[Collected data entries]
####################

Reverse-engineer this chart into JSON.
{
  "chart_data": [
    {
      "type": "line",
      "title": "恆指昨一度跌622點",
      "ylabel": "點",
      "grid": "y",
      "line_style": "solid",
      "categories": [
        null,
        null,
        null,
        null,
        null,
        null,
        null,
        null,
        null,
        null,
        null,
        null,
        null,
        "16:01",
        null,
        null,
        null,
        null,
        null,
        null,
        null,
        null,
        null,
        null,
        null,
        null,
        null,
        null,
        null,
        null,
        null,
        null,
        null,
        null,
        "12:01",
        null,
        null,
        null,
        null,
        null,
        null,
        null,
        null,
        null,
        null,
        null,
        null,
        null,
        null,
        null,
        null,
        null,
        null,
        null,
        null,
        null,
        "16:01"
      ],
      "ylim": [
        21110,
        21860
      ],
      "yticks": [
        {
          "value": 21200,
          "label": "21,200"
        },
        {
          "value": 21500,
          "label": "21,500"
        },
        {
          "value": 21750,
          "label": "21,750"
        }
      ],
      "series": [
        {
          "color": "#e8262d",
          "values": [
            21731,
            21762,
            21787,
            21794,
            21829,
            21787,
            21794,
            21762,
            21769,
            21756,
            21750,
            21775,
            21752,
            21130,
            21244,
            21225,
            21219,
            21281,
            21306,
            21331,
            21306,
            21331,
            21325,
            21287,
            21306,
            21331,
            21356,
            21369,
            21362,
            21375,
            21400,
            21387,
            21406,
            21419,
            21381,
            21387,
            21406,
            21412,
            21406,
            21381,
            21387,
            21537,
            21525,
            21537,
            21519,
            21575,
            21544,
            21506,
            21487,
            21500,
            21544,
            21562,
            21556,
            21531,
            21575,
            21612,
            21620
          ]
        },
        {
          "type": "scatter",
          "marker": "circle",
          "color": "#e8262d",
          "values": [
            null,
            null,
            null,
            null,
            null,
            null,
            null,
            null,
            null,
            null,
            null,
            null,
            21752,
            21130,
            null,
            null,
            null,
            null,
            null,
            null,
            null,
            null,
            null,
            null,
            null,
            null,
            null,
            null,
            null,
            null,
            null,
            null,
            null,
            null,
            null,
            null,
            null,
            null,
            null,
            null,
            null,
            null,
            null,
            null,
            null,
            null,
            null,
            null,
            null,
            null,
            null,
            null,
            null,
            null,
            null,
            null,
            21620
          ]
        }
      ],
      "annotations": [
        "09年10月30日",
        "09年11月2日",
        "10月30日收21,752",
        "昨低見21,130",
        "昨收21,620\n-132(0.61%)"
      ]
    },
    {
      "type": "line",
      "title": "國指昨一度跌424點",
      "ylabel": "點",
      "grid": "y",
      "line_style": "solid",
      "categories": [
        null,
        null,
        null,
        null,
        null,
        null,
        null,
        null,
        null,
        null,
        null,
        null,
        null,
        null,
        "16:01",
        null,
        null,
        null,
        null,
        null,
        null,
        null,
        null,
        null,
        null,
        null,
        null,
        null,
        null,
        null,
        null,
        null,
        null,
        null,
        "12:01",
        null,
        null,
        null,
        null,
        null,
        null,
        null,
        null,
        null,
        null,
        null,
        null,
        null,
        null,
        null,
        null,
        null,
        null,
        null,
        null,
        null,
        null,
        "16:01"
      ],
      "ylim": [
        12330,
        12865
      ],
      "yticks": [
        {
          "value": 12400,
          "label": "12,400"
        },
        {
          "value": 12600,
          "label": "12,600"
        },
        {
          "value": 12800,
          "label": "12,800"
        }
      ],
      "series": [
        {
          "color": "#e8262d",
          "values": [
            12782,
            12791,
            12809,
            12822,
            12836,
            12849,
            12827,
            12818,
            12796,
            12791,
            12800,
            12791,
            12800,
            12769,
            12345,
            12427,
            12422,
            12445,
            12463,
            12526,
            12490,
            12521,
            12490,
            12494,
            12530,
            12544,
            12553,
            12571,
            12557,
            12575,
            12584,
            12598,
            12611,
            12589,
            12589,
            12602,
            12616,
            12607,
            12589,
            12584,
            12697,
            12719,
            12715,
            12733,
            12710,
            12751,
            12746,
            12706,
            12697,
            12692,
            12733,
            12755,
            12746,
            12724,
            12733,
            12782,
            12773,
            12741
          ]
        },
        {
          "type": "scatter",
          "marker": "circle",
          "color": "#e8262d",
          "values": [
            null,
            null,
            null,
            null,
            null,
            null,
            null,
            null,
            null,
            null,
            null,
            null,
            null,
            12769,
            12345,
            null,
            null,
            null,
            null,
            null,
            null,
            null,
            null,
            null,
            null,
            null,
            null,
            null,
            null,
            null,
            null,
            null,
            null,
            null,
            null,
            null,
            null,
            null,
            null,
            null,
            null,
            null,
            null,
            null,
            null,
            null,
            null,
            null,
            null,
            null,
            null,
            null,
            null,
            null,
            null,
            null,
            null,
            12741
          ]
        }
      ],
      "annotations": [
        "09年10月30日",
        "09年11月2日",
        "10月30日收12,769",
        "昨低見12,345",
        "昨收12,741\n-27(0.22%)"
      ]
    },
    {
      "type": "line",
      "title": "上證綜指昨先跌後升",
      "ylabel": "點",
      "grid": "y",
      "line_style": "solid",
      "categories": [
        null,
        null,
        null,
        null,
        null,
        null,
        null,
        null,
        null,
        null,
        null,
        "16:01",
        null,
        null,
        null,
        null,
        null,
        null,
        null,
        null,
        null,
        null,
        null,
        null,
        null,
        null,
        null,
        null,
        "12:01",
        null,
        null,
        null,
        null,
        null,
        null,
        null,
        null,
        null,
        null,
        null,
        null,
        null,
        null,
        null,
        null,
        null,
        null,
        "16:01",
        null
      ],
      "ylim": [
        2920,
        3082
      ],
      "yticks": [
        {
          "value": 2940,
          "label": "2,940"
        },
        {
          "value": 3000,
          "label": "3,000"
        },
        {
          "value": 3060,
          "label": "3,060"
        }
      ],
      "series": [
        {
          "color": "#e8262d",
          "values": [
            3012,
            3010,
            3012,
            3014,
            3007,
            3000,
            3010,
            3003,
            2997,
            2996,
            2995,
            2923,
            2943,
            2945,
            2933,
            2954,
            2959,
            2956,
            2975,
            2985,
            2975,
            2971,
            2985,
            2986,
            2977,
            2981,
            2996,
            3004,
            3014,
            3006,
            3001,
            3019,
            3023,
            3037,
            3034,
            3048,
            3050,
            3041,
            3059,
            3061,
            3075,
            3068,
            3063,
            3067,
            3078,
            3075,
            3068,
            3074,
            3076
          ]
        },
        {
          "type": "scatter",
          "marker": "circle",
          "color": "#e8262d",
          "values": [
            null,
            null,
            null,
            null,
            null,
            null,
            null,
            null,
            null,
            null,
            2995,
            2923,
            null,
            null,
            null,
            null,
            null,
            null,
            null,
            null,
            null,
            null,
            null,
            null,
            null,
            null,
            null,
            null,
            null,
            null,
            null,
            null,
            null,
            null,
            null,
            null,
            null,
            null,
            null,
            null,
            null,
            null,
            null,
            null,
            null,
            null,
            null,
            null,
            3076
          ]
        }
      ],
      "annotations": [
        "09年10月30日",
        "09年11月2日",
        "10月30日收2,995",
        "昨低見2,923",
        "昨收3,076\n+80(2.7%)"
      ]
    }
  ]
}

####################

> _Goal_
Write the listing out again, exactly as shown above.

> _The response_
Reverse-engineer this chart into JSON.
{
  "chart_data": [
    {
      "type": "line",
      "title": "恆指昨一度跌622點",
      "ylabel": "點",
      "grid": "y",
      "line_style": "solid",
      "categories": [
        null,
        null,
        null,
        null,
        null,
        null,
        null,
        null,
        null,
        null,
        null,
        null,
        null,
        "16:01",
        null,
        null,
        null,
        null,
        null,
        null,
        null,
        null,
        null,
        null,
        null,
        null,
        null,
        null,
        null,
        null,
        null,
        null,
        null,
        null,
        "12:01",
        null,
        null,
        null,
        null,
        null,
        null,
        null,
        null,
        null,
        null,
        null,
        null,
        null,
        null,
        null,
        null,
        null,
        null,
        null,
        null,
        null,
        "16:01"
      ],
      "ylim": [
        21110,
        21860
      ],
      "yticks": [
        {
          "value": 21200,
          "label": "21,200"
        },
        {
          "value": 21500,
          "label": "21,500"
        },
        {
          "value": 21750,
          "label": "21,750"
        }
      ],
      "series": [
        {
          "color": "#e8262d",
          "values": [
            21731,
            21762,
            21787,
            21794,
            21829,
            21787,
            21794,
            21762,
            21769,
            21756,
            21750,
            21775,
            21752,
            21130,
            21244,
            21225,
            21219,
            21281,
            21306,
            21331,
            21306,
            21331,
            21325,
            21287,
            21306,
            21331,
            21356,
            21369,
            21362,
            21375,
            21400,
            21387,
            21406,
            21419,
            21381,
            21387,
            21406,
            21412,
            21406,
            21381,
            21387,
            21537,
            21525,
            21537,
            21519,
            21575,
            21544,
            21506,
            21487,
            21500,
            21544,
            21562,
            21556,
            21531,
            21575,
            21612,
            21620
          ]
        },
        {
          "type": "scatter",
          "marker": "circle",
          "color": "#e8262d",
          "values": [
            null,
            null,
            null,
            null,
            null,
            null,
            null,
            null,
            null,
            null,
            null,
            null,
            21752,
            21130,
            null,
            null,
            null,
            null,
            null,
            null,
            null,
            null,
            null,
            null,
            null,
            null,
            null,
            null,
            null,
            null,
            null,
            null,
            null,
            null,
            null,
            null,
            null,
            null,
            null,
            null,
            null,
            null,
            null,
            null,
            null,
            null,
            null,
            null,
            null,
            null,
            null,
            null,
            null,
            null,
            null,
            null,
            21620
          ]
        }
      ],
      "annotations": [
        "09年10月30日",
        "09年11月2日",
        "10月30日收21,752",
        "昨低見21,130",
        "昨收21,620\n-132(0.61%)"
      ]
    },
    {
      "type": "line",
      "title": "國指昨一度跌424點",
      "ylabel": "點",
      "grid": "y",
      "line_style": "solid",
      "categories": [
        null,
        null,
        null,
        null,
        null,
        null,
        null,
        null,
        null,
        null,
        null,
        null,
        null,
        null,
        "16:01",
        null,
        null,
        null,
        null,
        null,
        null,
        null,
        null,
        null,
        null,
        null,
        null,
        null,
        null,
        null,
        null,
        null,
        null,
        null,
        "12:01",
        null,
        null,
        null,
        null,
        null,
        null,
        null,
        null,
        null,
        null,
        null,
        null,
        null,
        null,
        null,
        null,
        null,
        null,
        null,
        null,
        null,
        null,
        "16:01"
      ],
      "ylim": [
        12330,
        12865
      ],
      "yticks": [
        {
          "value": 12400,
          "label": "12,400"
        },
        {
          "value": 12600,
          "label": "12,600"
        },
        {
          "value": 12800,
          "label": "12,800"
        }
      ],
      "series": [
        {
          "color": "#e8262d",
          "values": [
            12782,
            12791,
            12809,
            12822,
            12836,
            12849,
            12827,
            12818,
            12796,
            12791,
            12800,
            12791,
            12800,
            12769,
            12345,
            12427,
            12422,
            12445,
            12463,
            12526,
            12490,
            12521,
            12490,
            12494,
            12530,
            12544,
            12553,
            12571,
            12557,
            12575,
            12584,
            12598,
            12611,
            12589,
            12589,
            12602,
            12616,
            12607,
            12589,
            12584,
            12697,
            12719,
            12715,
            12733,
            12710,
            12751,
            12746,
            12706,
            12697,
            12692,
            12733,
            12755,
            12746,
            12724,
            12733,
            12782,
            12773,
            12741
          ]
        },
        {
          "type": "scatter",
          "marker": "circle",
          "color": "#e8262d",
          "values": [
            null,
            null,
            null,
            null,
            null,
            null,
            null,
            null,
            null,
            null,
            null,
            null,
            null,
            12769,
            12345,
            null,
            null,
            null,
            null,
            null,
            null,
            null,
            null,
            null,
            null,
            null,
            null,
            null,
            null,
            null,
            null,
            null,
            null,
            null,
            null,
            null,
            null,
            null,
            null,
            null,
            null,
            null,
            null,
            null,
            null,
            null,
            null,
            null,
            null,
            null,
            null,
            null,
            null,
            null,
            null,
            null,
            null,
            12741
          ]
        }
      ],
      "annotations": [
        "09年10月30日",
        "09年11月2日",
        "10月30日收12,769",
        "昨低見12,345",
        "昨收12,741\n-27(0.22%)"
      ]
    },
    {
      "type": "line",
      "title": "上證綜指昨先跌後升",
      "ylabel": "點",
      "grid": "y",
      "line_style": "solid",
      "categories": [
        null,
        null,
        null,
        null,
        null,
        null,
        null,
        null,
        null,
        null,
        null,
        "16:01",
        null,
        null,
        null,
        null,
        null,
        null,
        null,
        null,
        null,
        null,
        null,
        null,
        null,
        null,
        null,
        null,
        "12:01",
        null,
        null,
        null,
        null,
        null,
        null,
        null,
        null,
        null,
        null,
        null,
        null,
        null,
        null,
        null,
        null,
        null,
        null,
        "16:01",
        null
      ],
      "ylim": [
        2920,
        3082
      ],
      "yticks": [
        {
          "value": 2940,
          "label": "2,940"
        },
        {
          "value": 3000,
          "label": "3,000"
        },
        {
          "value": 3060,
          "label": "3,060"
        }
      ],
      "series": [
        {
          "color": "#e8262d",
          "values": [
            3012,
            3010,
            3012,
            3014,
            3007,
            3000,
            3010,
            3003,
            2997,
            2996,
            2995,
            2923,
            2943,
            2945,
            2933,
            2954,
            2959,
            2956,
            2975,
            2985,
            2975,
            2971,
            2985,
            2986,
            2977,
            2981,
            2996,
            3004,
            3014,
            3006,
            3001,
            3019,
            3023,
            3037,
            3034,
            3048,
            3050,
            3041,
            3059,
            3061,
            3075,
            3068,
            3063,
            3067,
            3078,
            3075,
            3068,
            3074,
            3076
          ]
        },
        {
          "type": "scatter",
          "marker": "circle",
          "color": "#e8262d",
          "values": [
            null,
            null,
            null,
            null,
            null,
            null,
            null,
            null,
            null,
            null,
            2995,
            2923,
            null,
            null,
            null,
            null,
            null,
            null,
            null,
            null,
            null,
            null,
            null,
            null,
            null,
            null,
            null,
            null,
            null,
            null,
            null,
            null,
            null,
            null,
            null,
            null,
            null,
            null,
            null,
            null,
            null,
            null,
            null,
            null,
            null,
            null,
            null,
            null,
            3076
          ]
        }
      ],
      "annotations": [
        "09年10月30日",
        "09年11月2日",
        "10月30日收2,995",
        "昨低見2,923",
        "昨收3,076\n+80(2.7%)"
      ]
    }
  ]
}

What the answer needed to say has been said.